#### Work to do:
Leave out the pictures and return every entry exactly as it appears.

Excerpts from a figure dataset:
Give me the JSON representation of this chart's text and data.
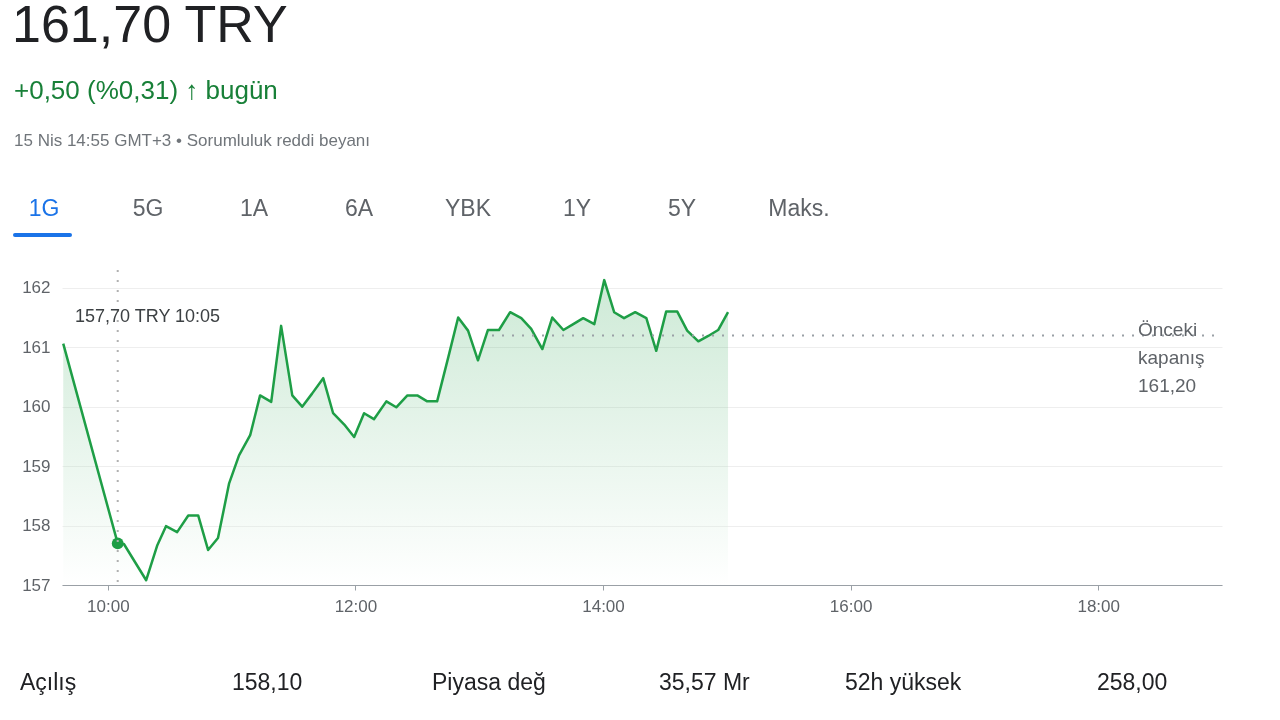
{
  "chart_data": {
    "type": "area",
    "title": "161,70 TRY",
    "subtitle": "+0,50 (%0,31) ↑ bugün",
    "annotations": [
      "15 Nis 14:55 GMT+3 • Sorumluluk reddi beyanı",
      "1G",
      "5G",
      "1A",
      "6A",
      "YBK",
      "1Y",
      "5Y",
      "Maks.",
      "Açılış",
      "158,10",
      "Piyasa değ",
      "35,57 Mr",
      "52h yüksek",
      "258,00",
      "157,70 TRY   10:05"
    ],
    "x": [
      9.64,
      10.08,
      10.13,
      10.31,
      10.4,
      10.47,
      10.56,
      10.65,
      10.73,
      10.81,
      10.89,
      10.98,
      11.06,
      11.15,
      11.23,
      11.32,
      11.4,
      11.49,
      11.57,
      11.65,
      11.74,
      11.82,
      11.91,
      11.99,
      12.07,
      12.15,
      12.25,
      12.33,
      12.42,
      12.5,
      12.58,
      12.66,
      12.75,
      12.83,
      12.91,
      12.99,
      13.07,
      13.16,
      13.25,
      13.34,
      13.42,
      13.51,
      13.59,
      13.68,
      13.76,
      13.84,
      13.93,
      14.01,
      14.09,
      14.17,
      14.26,
      14.35,
      14.43,
      14.51,
      14.6,
      14.68,
      14.77,
      14.85,
      14.93,
      15.01
    ],
    "series": [
      {
        "color": "#1e9e46",
        "values": [
          161.06,
          157.7,
          157.69,
          157.08,
          157.67,
          157.99,
          157.89,
          158.17,
          158.17,
          157.59,
          157.79,
          158.71,
          159.18,
          159.52,
          160.19,
          160.08,
          161.36,
          160.19,
          160.0,
          160.22,
          160.48,
          159.89,
          159.7,
          159.49,
          159.89,
          159.79,
          160.09,
          159.99,
          160.19,
          160.19,
          160.09,
          160.09,
          160.83,
          161.5,
          161.28,
          160.78,
          161.29,
          161.29,
          161.59,
          161.49,
          161.31,
          160.97,
          161.5,
          161.29,
          161.39,
          161.49,
          161.39,
          162.13,
          161.59,
          161.49,
          161.59,
          161.49,
          160.94,
          161.6,
          161.6,
          161.28,
          161.1,
          161.19,
          161.29,
          161.59
        ]
      },
      {
        "type": "scatter",
        "color": "#1e9e46",
        "x": [
          10.08
        ],
        "values": [
          157.7
        ]
      }
    ],
    "xlim": [
      9.63,
      19.0
    ],
    "xticks": [
      {
        "value": 10,
        "label": "10:00"
      },
      {
        "value": 12,
        "label": "12:00"
      },
      {
        "value": 14,
        "label": "14:00"
      },
      {
        "value": 16,
        "label": "16:00"
      },
      {
        "value": 18,
        "label": "18:00"
      }
    ],
    "ylim": [
      157,
      162.3
    ],
    "yticks": [
      157,
      158,
      159,
      160,
      161,
      162
    ],
    "ref_lines": [
      {
        "axis": "y",
        "value": 161.2,
        "label": "Önceki kapanış 161,20",
        "line_style": "dotted",
        "color": "#9aa0a6"
      },
      {
        "axis": "x",
        "value": 10.08,
        "line_style": "dotted",
        "color": "#b0b0b0"
      }
    ],
    "grid": "y"
  }
}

#### Written reply:
Give me the JSON representation of this chart's text and data.
{
  "chart_data": {
    "type": "area",
    "title": "161,70 TRY",
    "subtitle": "+0,50 (%0,31) ↑ bugün",
    "annotations": [
      "15 Nis 14:55 GMT+3 • Sorumluluk reddi beyanı",
      "1G",
      "5G",
      "1A",
      "6A",
      "YBK",
      "1Y",
      "5Y",
      "Maks.",
      "Açılış",
      "158,10",
      "Piyasa değ",
      "35,57 Mr",
      "52h yüksek",
      "258,00",
      "157,70 TRY   10:05"
    ],
    "x": [
      9.64,
      10.08,
      10.13,
      10.31,
      10.4,
      10.47,
      10.56,
      10.65,
      10.73,
      10.81,
      10.89,
      10.98,
      11.06,
      11.15,
      11.23,
      11.32,
      11.4,
      11.49,
      11.57,
      11.65,
      11.74,
      11.82,
      11.91,
      11.99,
      12.07,
      12.15,
      12.25,
      12.33,
      12.42,
      12.5,
      12.58,
      12.66,
      12.75,
      12.83,
      12.91,
      12.99,
      13.07,
      13.16,
      13.25,
      13.34,
      13.42,
      13.51,
      13.59,
      13.68,
      13.76,
      13.84,
      13.93,
      14.01,
      14.09,
      14.17,
      14.26,
      14.35,
      14.43,
      14.51,
      14.6,
      14.68,
      14.77,
      14.85,
      14.93,
      15.01
    ],
    "series": [
      {
        "color": "#1e9e46",
        "values": [
          161.06,
          157.7,
          157.69,
          157.08,
          157.67,
          157.99,
          157.89,
          158.17,
          158.17,
          157.59,
          157.79,
          158.71,
          159.18,
          159.52,
          160.19,
          160.08,
          161.36,
          160.19,
          160.0,
          160.22,
          160.48,
          159.89,
          159.7,
          159.49,
          159.89,
          159.79,
          160.09,
          159.99,
          160.19,
          160.19,
          160.09,
          160.09,
          160.83,
          161.5,
          161.28,
          160.78,
          161.29,
          161.29,
          161.59,
          161.49,
          161.31,
          160.97,
          161.5,
          161.29,
          161.39,
          161.49,
          161.39,
          162.13,
          161.59,
          161.49,
          161.59,
          161.49,
          160.94,
          161.6,
          161.6,
          161.28,
          161.1,
          161.19,
          161.29,
          161.59
        ]
      },
      {
        "type": "scatter",
        "color": "#1e9e46",
        "x": [
          10.08
        ],
        "values": [
          157.7
        ]
      }
    ],
    "xlim": [
      9.63,
      19.0
    ],
    "xticks": [
      {
        "value": 10,
        "label": "10:00"
      },
      {
        "value": 12,
        "label": "12:00"
      },
      {
        "value": 14,
        "label": "14:00"
      },
      {
        "value": 16,
        "label": "16:00"
      },
      {
        "value": 18,
        "label": "18:00"
      }
    ],
    "ylim": [
      157,
      162.3
    ],
    "yticks": [
      157,
      158,
      159,
      160,
      161,
      162
    ],
    "ref_lines": [
      {
        "axis": "y",
        "value": 161.2,
        "label": "Önceki kapanış 161,20",
        "line_style": "dotted",
        "color": "#9aa0a6"
      },
      {
        "axis": "x",
        "value": 10.08,
        "line_style": "dotted",
        "color": "#b0b0b0"
      }
    ],
    "grid": "y"
  }
}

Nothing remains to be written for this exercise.